===== Data rows

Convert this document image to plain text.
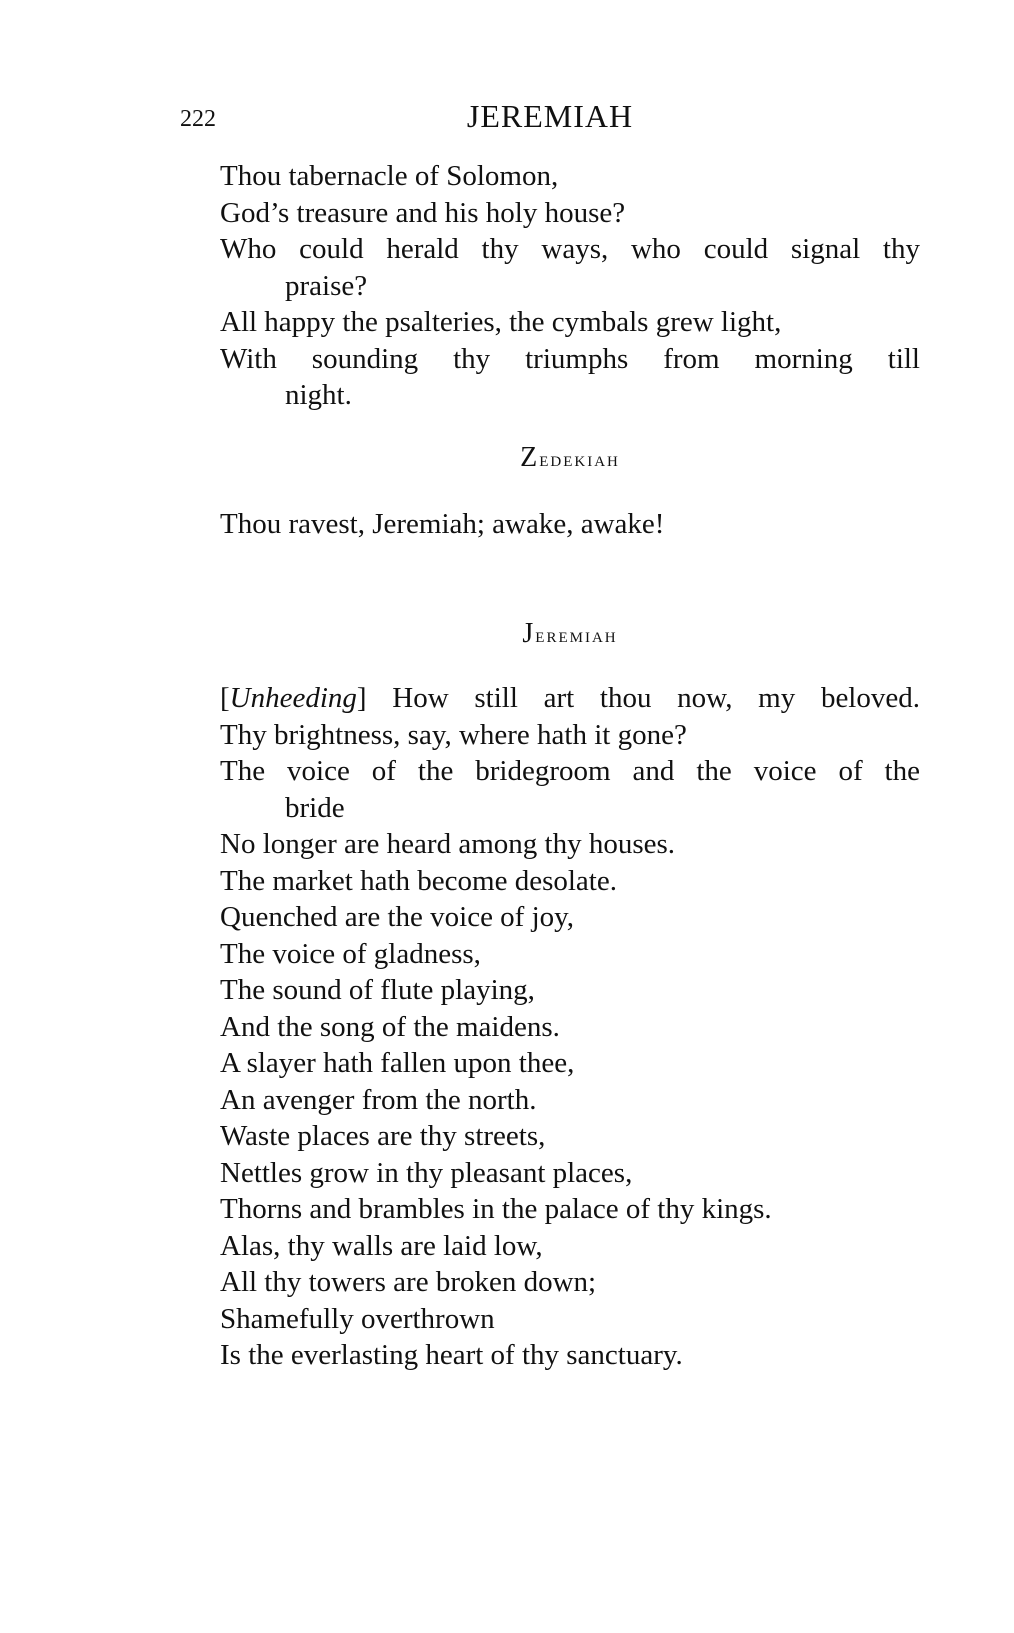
222	JEREMIAH
Thou tabernacle of Solomon,
God’s treasure and his holy house?
Who could herald thy ways, who could signal thy
praise?
All happy the psalteries, the cymbals grew light,
With sounding thy triumphs from morning till
night.
Zedekiah
Thou ravest, Jeremiah; awake, awake!
Jeremiah
[Unheeding] How still art thou now, my beloved.
Thy brightness, say, where hath it gone?
The voice of the bridegroom and the voice of the
bride
No longer are heard among thy houses.
The market hath become desolate.
Quenched are the voice of joy,
The voice of gladness,
The sound of flute playing,
And the song of the maidens.
A slayer hath fallen upon thee,
An avenger from the north.
Waste places are thy streets,
Nettles grow in thy pleasant places,
Thorns and brambles in the palace of thy kings.
Alas, thy walls are laid low,
All thy towers are broken down;
Shamefully overthrown
Is the everlasting heart of thy sanctuary.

==========

**What is expected**:
Repeat every record precisely. Any picture among them stays out of the copy.

**Expected answer**:
Convert this document image to plain text.
222	JEREMIAH
Thou tabernacle of Solomon,
God’s treasure and his holy house?
Who could herald thy ways, who could signal thy
praise?
All happy the psalteries, the cymbals grew light,
With sounding thy triumphs from morning till
night.
Zedekiah
Thou ravest, Jeremiah; awake, awake!
Jeremiah
[Unheeding] How still art thou now, my beloved.
Thy brightness, say, where hath it gone?
The voice of the bridegroom and the voice of the
bride
No longer are heard among thy houses.
The market hath become desolate.
Quenched are the voice of joy,
The voice of gladness,
The sound of flute playing,
And the song of the maidens.
A slayer hath fallen upon thee,
An avenger from the north.
Waste places are thy streets,
Nettles grow in thy pleasant places,
Thorns and brambles in the palace of thy kings.
Alas, thy walls are laid low,
All thy towers are broken down;
Shamefully overthrown
Is the everlasting heart of thy sanctuary.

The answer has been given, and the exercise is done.